** START **
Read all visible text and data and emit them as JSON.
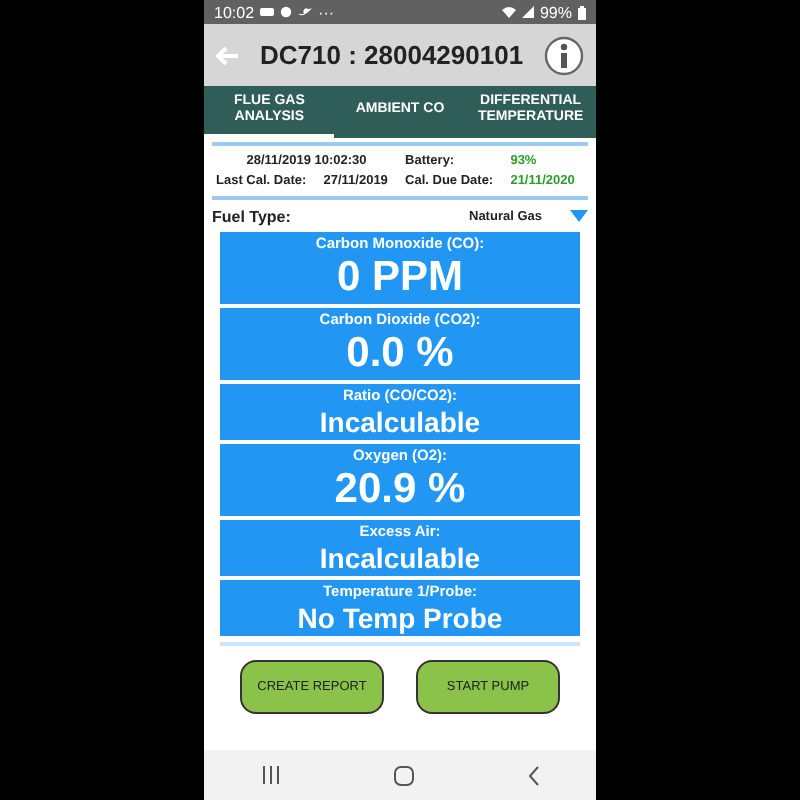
{
  "status_bar": {
    "time": "10:02",
    "more": "···",
    "battery": "99%"
  },
  "app_bar": {
    "title": "DC710 : 28004290101"
  },
  "tabs": [
    {
      "label": "FLUE GAS\nANALYSIS",
      "selected": true
    },
    {
      "label": "AMBIENT CO",
      "selected": false
    },
    {
      "label": "DIFFERENTIAL\nTEMPERATURE",
      "selected": false
    }
  ],
  "info": {
    "datetime": "28/11/2019 10:02:30",
    "battery_label": "Battery:",
    "battery_value": "93%",
    "last_cal_label": "Last Cal. Date:",
    "last_cal_value": "27/11/2019",
    "cal_due_label": "Cal. Due Date:",
    "cal_due_value": "21/11/2020"
  },
  "fuel": {
    "label": "Fuel Type:",
    "value": "Natural Gas"
  },
  "readings": [
    {
      "label": "Carbon Monoxide (CO):",
      "value": "0 PPM",
      "kind": "large"
    },
    {
      "label": "Carbon Dioxide (CO2):",
      "value": "0.0 %",
      "kind": "large"
    },
    {
      "label": "Ratio (CO/CO2):",
      "value": "Incalculable",
      "kind": "medium"
    },
    {
      "label": "Oxygen (O2):",
      "value": "20.9 %",
      "kind": "large"
    },
    {
      "label": "Excess Air:",
      "value": "Incalculable",
      "kind": "medium"
    },
    {
      "label": "Temperature 1/Probe:",
      "value": "No Temp Probe",
      "kind": "medium"
    }
  ],
  "buttons": [
    "CREATE REPORT",
    "START PUMP"
  ]
}
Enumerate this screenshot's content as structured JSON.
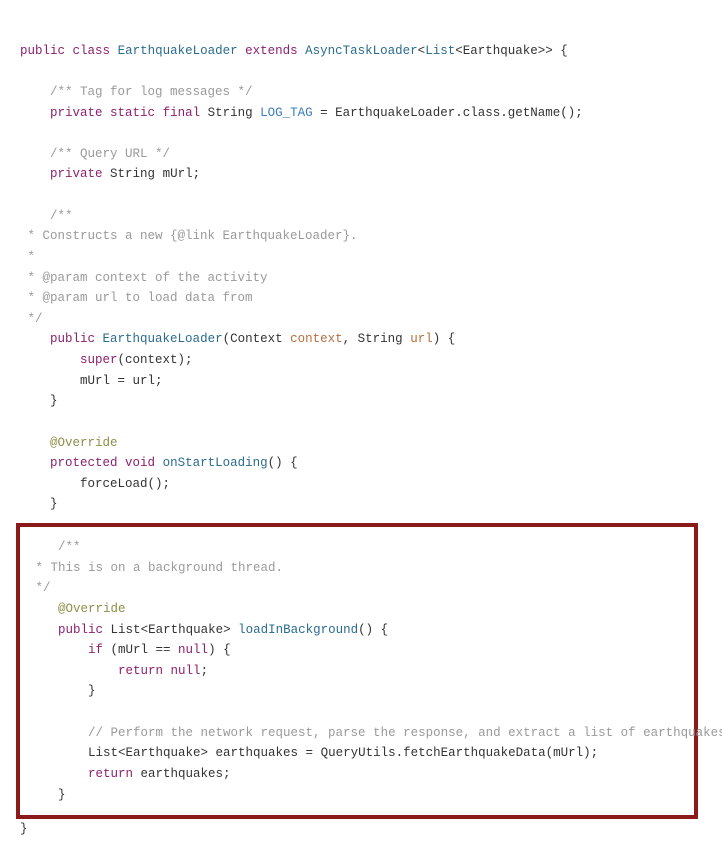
{
  "code": {
    "line1_public": "public",
    "line1_class": "class",
    "line1_name": "EarthquakeLoader",
    "line1_extends": "extends",
    "line1_super": "AsyncTaskLoader",
    "line1_generic_open": "<",
    "line1_list": "List",
    "line1_inner": "<Earthquake>>",
    "line1_brace": " {",
    "blank": "",
    "c_tag": "/** Tag for log messages */",
    "l_private": "private",
    "l_static": "static",
    "l_final": "final",
    "l_string": "String",
    "l_logtag": "LOG_TAG",
    "l_eq": " = ",
    "l_rhs1": "EarthquakeLoader",
    "l_rhs2": ".class.getName();",
    "c_query": "/** Query URL */",
    "murl_decl": "mUrl;",
    "c_ctor1": "/**",
    "c_ctor2": " * Constructs a new {@link EarthquakeLoader}.",
    "c_ctor3": " *",
    "c_ctor4": " * @param context of the activity",
    "c_ctor5": " * @param url to load data from",
    "c_ctor6": " */",
    "ctor_name": "EarthquakeLoader",
    "ctor_context_t": "Context",
    "ctor_context_p": "context",
    "ctor_string_t": "String",
    "ctor_url_p": "url",
    "ctor_sig_end": ") {",
    "ctor_super": "super",
    "ctor_super_arg": "(context);",
    "ctor_assign": "mUrl = url;",
    "brace_close": "}",
    "ann_override": "@Override",
    "protected": "protected",
    "void": "void",
    "onstart": "onStartLoading",
    "onstart_sig": "() {",
    "forceload": "forceLoad();",
    "hl_c1": "/**",
    "hl_c2": " * This is on a background thread.",
    "hl_c3": " */",
    "hl_list": "List",
    "hl_eq": "<Earthquake>",
    "hl_method": "loadInBackground",
    "hl_sig": "() {",
    "hl_if": "if",
    "hl_cond": " (mUrl == ",
    "hl_null": "null",
    "hl_cond_end": ") {",
    "hl_return": "return",
    "hl_null2": "null",
    "hl_semi": ";",
    "hl_comment": "// Perform the network request, parse the response, and extract a list of earthquakes.",
    "hl_decl_list": "List",
    "hl_decl_eq": "<Earthquake> earthquakes = QueryUtils.fetchEarthquakeData(mUrl);",
    "hl_ret2": "return",
    "hl_ret2_v": " earthquakes;"
  }
}
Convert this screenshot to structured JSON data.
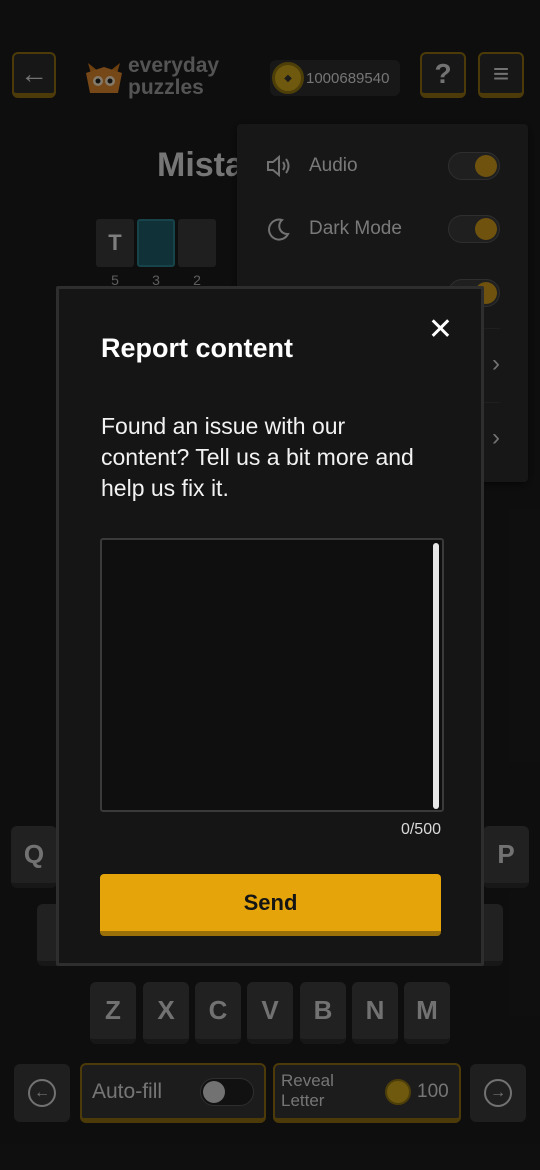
{
  "header": {
    "back_icon": "←",
    "logo_line1": "everyday",
    "logo_line2": "puzzles",
    "coin_balance": "1000689540",
    "help_icon": "?",
    "menu_icon": "≡"
  },
  "puzzle": {
    "title": "Mista",
    "tiles": [
      "T",
      "",
      ""
    ],
    "numbers": [
      "5",
      "3",
      "2"
    ]
  },
  "settings_menu": {
    "items": [
      {
        "label": "Audio",
        "icon": "speaker-icon",
        "toggle": true
      },
      {
        "label": "Dark Mode",
        "icon": "moon-icon",
        "toggle": true
      }
    ]
  },
  "keyboard": {
    "row1_left": "Q",
    "row1_right": "P",
    "row3": [
      "Z",
      "X",
      "C",
      "V",
      "B",
      "N",
      "M"
    ]
  },
  "bottom_bar": {
    "prev_icon": "←",
    "autofill_label": "Auto-fill",
    "reveal_label": "Reveal Letter",
    "reveal_cost": "100",
    "next_icon": "→"
  },
  "modal": {
    "title": "Report content",
    "description": "Found an issue with our content? Tell us a bit more and help us fix it.",
    "textarea_value": "",
    "counter": "0/500",
    "send_label": "Send",
    "close_icon": "✕"
  },
  "colors": {
    "accent": "#e5a50a",
    "background": "#1b1b1b",
    "modal_bg": "#151515"
  }
}
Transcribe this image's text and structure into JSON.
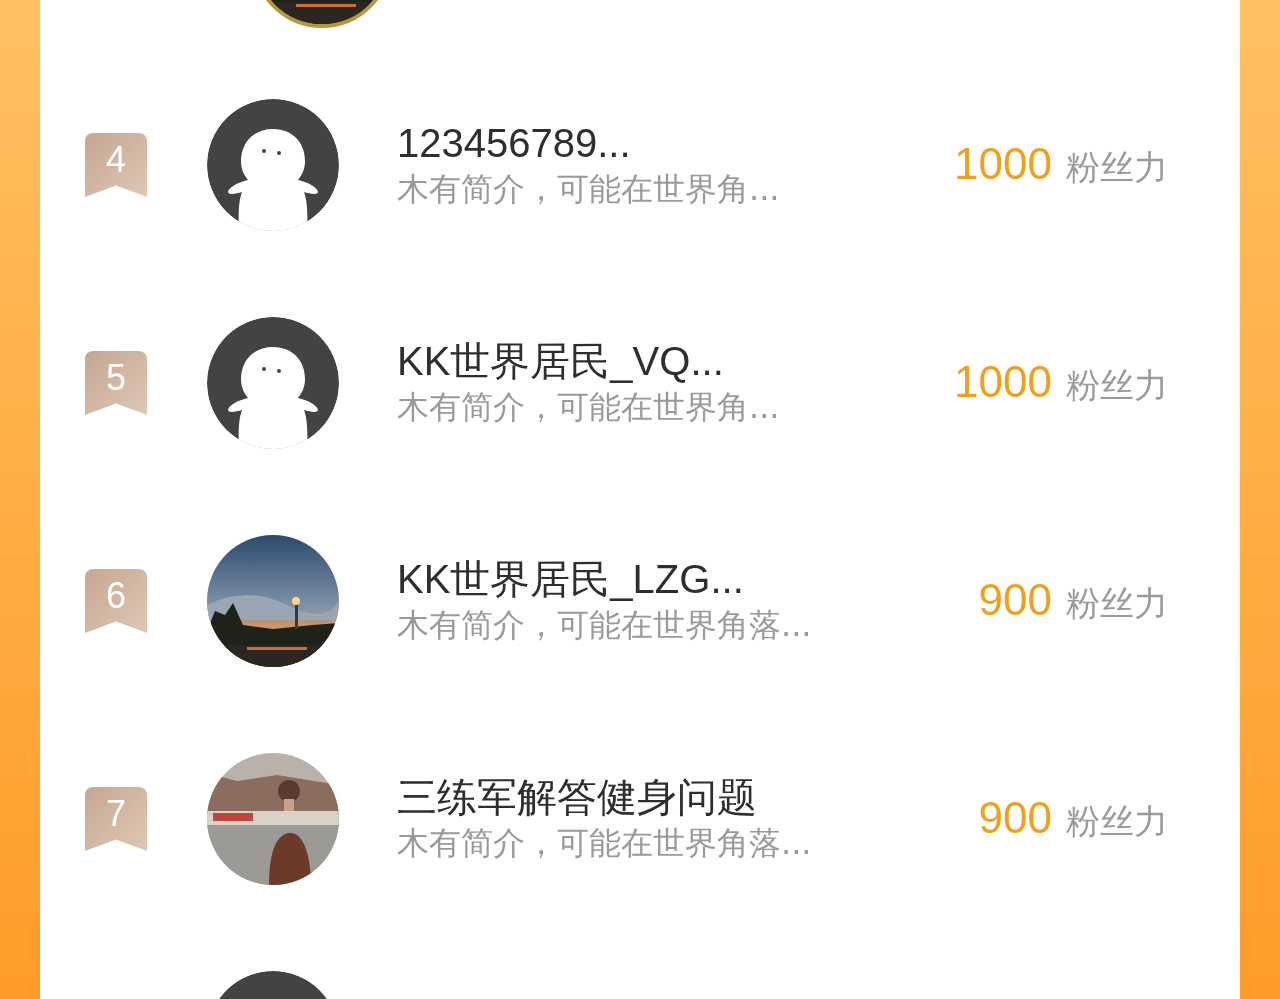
{
  "rows": [
    {
      "rank": "4",
      "avatar": {
        "kind": "default"
      },
      "name": "123456789...",
      "bio": "木有简介，可能在世界角...",
      "score": "1000",
      "score_label": "粉丝力"
    },
    {
      "rank": "5",
      "avatar": {
        "kind": "default"
      },
      "name": "KK世界居民_VQ...",
      "bio": "木有简介，可能在世界角...",
      "score": "1000",
      "score_label": "粉丝力"
    },
    {
      "rank": "6",
      "name": "KK世界居民_LZG...",
      "bio": "木有简介，可能在世界角落...",
      "score": "900",
      "score_label": "粉丝力"
    },
    {
      "rank": "7",
      "name": "三练军解答健身问题",
      "bio": "木有简介，可能在世界角落...",
      "score": "900",
      "score_label": "粉丝力"
    }
  ],
  "bottom_avatar": {
    "kind": "default"
  }
}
** END **
For each line above that contains the word "screenshot", copy that line.

Enumerate this screenshot's content as structured JSON.
Convert this screenshot to structured JSON data.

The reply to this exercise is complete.